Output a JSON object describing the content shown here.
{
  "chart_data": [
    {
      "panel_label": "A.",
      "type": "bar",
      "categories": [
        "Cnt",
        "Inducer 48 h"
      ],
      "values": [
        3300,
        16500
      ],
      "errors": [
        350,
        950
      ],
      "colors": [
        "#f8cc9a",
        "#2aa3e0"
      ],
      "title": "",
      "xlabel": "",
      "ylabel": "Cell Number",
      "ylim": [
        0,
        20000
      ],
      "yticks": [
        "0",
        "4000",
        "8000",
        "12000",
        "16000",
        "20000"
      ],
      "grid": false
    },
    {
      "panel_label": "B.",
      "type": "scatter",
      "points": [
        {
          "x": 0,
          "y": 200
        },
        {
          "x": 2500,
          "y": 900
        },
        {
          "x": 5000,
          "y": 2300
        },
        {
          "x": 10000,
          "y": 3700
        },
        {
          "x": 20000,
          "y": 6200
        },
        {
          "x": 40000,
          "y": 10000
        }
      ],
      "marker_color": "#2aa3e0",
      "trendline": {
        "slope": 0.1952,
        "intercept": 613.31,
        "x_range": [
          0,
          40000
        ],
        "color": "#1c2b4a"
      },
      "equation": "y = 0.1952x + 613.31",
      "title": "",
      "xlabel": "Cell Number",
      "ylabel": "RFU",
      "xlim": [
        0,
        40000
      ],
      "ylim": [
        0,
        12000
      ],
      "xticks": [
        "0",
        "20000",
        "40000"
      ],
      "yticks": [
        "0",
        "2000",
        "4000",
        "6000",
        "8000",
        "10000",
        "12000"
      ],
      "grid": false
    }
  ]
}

PROBLEM DETAILS: Write the entries again, exactly as they stand.

RESULT OF THE EXERCISE:
Output a JSON object describing the content shown here.
{
  "chart_data": [
    {
      "panel_label": "A.",
      "type": "bar",
      "categories": [
        "Cnt",
        "Inducer 48 h"
      ],
      "values": [
        3300,
        16500
      ],
      "errors": [
        350,
        950
      ],
      "colors": [
        "#f8cc9a",
        "#2aa3e0"
      ],
      "title": "",
      "xlabel": "",
      "ylabel": "Cell Number",
      "ylim": [
        0,
        20000
      ],
      "yticks": [
        "0",
        "4000",
        "8000",
        "12000",
        "16000",
        "20000"
      ],
      "grid": false
    },
    {
      "panel_label": "B.",
      "type": "scatter",
      "points": [
        {
          "x": 0,
          "y": 200
        },
        {
          "x": 2500,
          "y": 900
        },
        {
          "x": 5000,
          "y": 2300
        },
        {
          "x": 10000,
          "y": 3700
        },
        {
          "x": 20000,
          "y": 6200
        },
        {
          "x": 40000,
          "y": 10000
        }
      ],
      "marker_color": "#2aa3e0",
      "trendline": {
        "slope": 0.1952,
        "intercept": 613.31,
        "x_range": [
          0,
          40000
        ],
        "color": "#1c2b4a"
      },
      "equation": "y = 0.1952x + 613.31",
      "title": "",
      "xlabel": "Cell Number",
      "ylabel": "RFU",
      "xlim": [
        0,
        40000
      ],
      "ylim": [
        0,
        12000
      ],
      "xticks": [
        "0",
        "20000",
        "40000"
      ],
      "yticks": [
        "0",
        "2000",
        "4000",
        "6000",
        "8000",
        "10000",
        "12000"
      ],
      "grid": false
    }
  ]
}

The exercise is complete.